» Given task
For the copy, please give all of the data again exactly and leave the pictures out.

-- BEGIN Data to process --

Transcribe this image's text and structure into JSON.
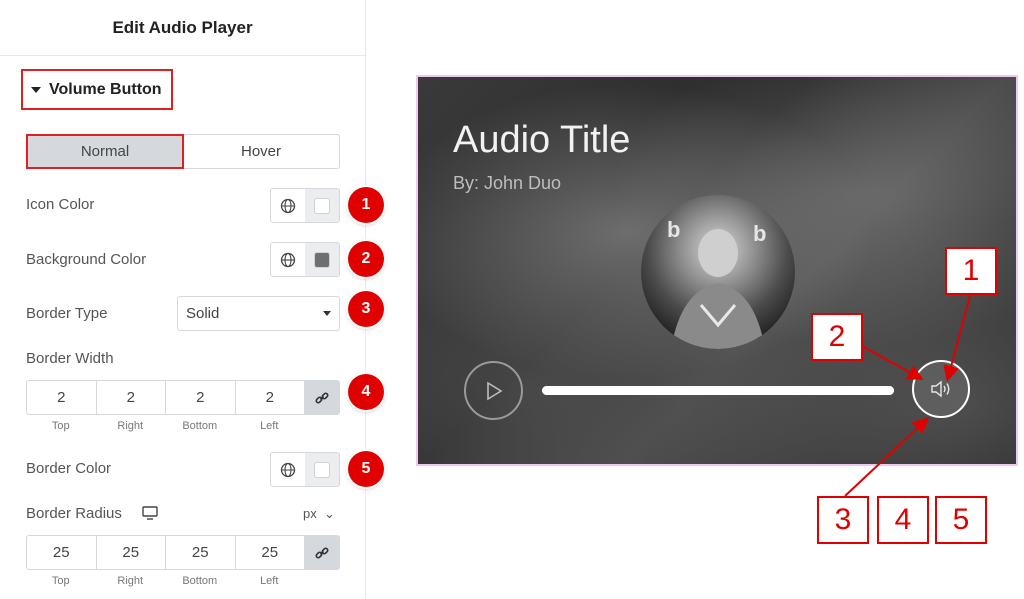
{
  "panel": {
    "title": "Edit Audio Player",
    "section_label": "Volume Button",
    "tabs": [
      {
        "label": "Normal",
        "active": true
      },
      {
        "label": "Hover",
        "active": false
      }
    ],
    "icon_color": {
      "label": "Icon Color",
      "swatch": "#ffffff",
      "badge": "1"
    },
    "background_color": {
      "label": "Background Color",
      "swatch": "#6f6f6f",
      "badge": "2"
    },
    "border_type": {
      "label": "Border Type",
      "value": "Solid",
      "badge": "3"
    },
    "border_width": {
      "label": "Border Width",
      "values": [
        "2",
        "2",
        "2",
        "2"
      ],
      "sides": [
        "Top",
        "Right",
        "Bottom",
        "Left"
      ],
      "badge": "4",
      "link_icon": "link-icon"
    },
    "border_color": {
      "label": "Border Color",
      "swatch": "#ffffff",
      "badge": "5"
    },
    "border_radius": {
      "label": "Border Radius",
      "unit": "px",
      "device_icon": "monitor-icon",
      "values": [
        "25",
        "25",
        "25",
        "25"
      ],
      "sides": [
        "Top",
        "Right",
        "Bottom",
        "Left"
      ],
      "link_icon": "link-icon"
    },
    "colors": {
      "accent_red": "#e00000",
      "tab_active_bg": "#d5d8dc"
    }
  },
  "preview": {
    "title": "Audio Title",
    "artist": "By: John Duo",
    "progress": 1.0,
    "play_icon": "play-icon",
    "volume_icon": "volume-icon"
  },
  "callouts": {
    "box1": "1",
    "box2": "2",
    "box3": "3",
    "box4": "4",
    "box5": "5"
  }
}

-- END Data to process --

» Exercise response
Transcribe this image's text and structure into JSON.
{
  "panel": {
    "title": "Edit Audio Player",
    "section_label": "Volume Button",
    "tabs": [
      {
        "label": "Normal",
        "active": true
      },
      {
        "label": "Hover",
        "active": false
      }
    ],
    "icon_color": {
      "label": "Icon Color",
      "swatch": "#ffffff",
      "badge": "1"
    },
    "background_color": {
      "label": "Background Color",
      "swatch": "#6f6f6f",
      "badge": "2"
    },
    "border_type": {
      "label": "Border Type",
      "value": "Solid",
      "badge": "3"
    },
    "border_width": {
      "label": "Border Width",
      "values": [
        "2",
        "2",
        "2",
        "2"
      ],
      "sides": [
        "Top",
        "Right",
        "Bottom",
        "Left"
      ],
      "badge": "4",
      "link_icon": "link-icon"
    },
    "border_color": {
      "label": "Border Color",
      "swatch": "#ffffff",
      "badge": "5"
    },
    "border_radius": {
      "label": "Border Radius",
      "unit": "px",
      "device_icon": "monitor-icon",
      "values": [
        "25",
        "25",
        "25",
        "25"
      ],
      "sides": [
        "Top",
        "Right",
        "Bottom",
        "Left"
      ],
      "link_icon": "link-icon"
    },
    "colors": {
      "accent_red": "#e00000",
      "tab_active_bg": "#d5d8dc"
    }
  },
  "preview": {
    "title": "Audio Title",
    "artist": "By: John Duo",
    "progress": 1.0,
    "play_icon": "play-icon",
    "volume_icon": "volume-icon"
  },
  "callouts": {
    "box1": "1",
    "box2": "2",
    "box3": "3",
    "box4": "4",
    "box5": "5"
  }
}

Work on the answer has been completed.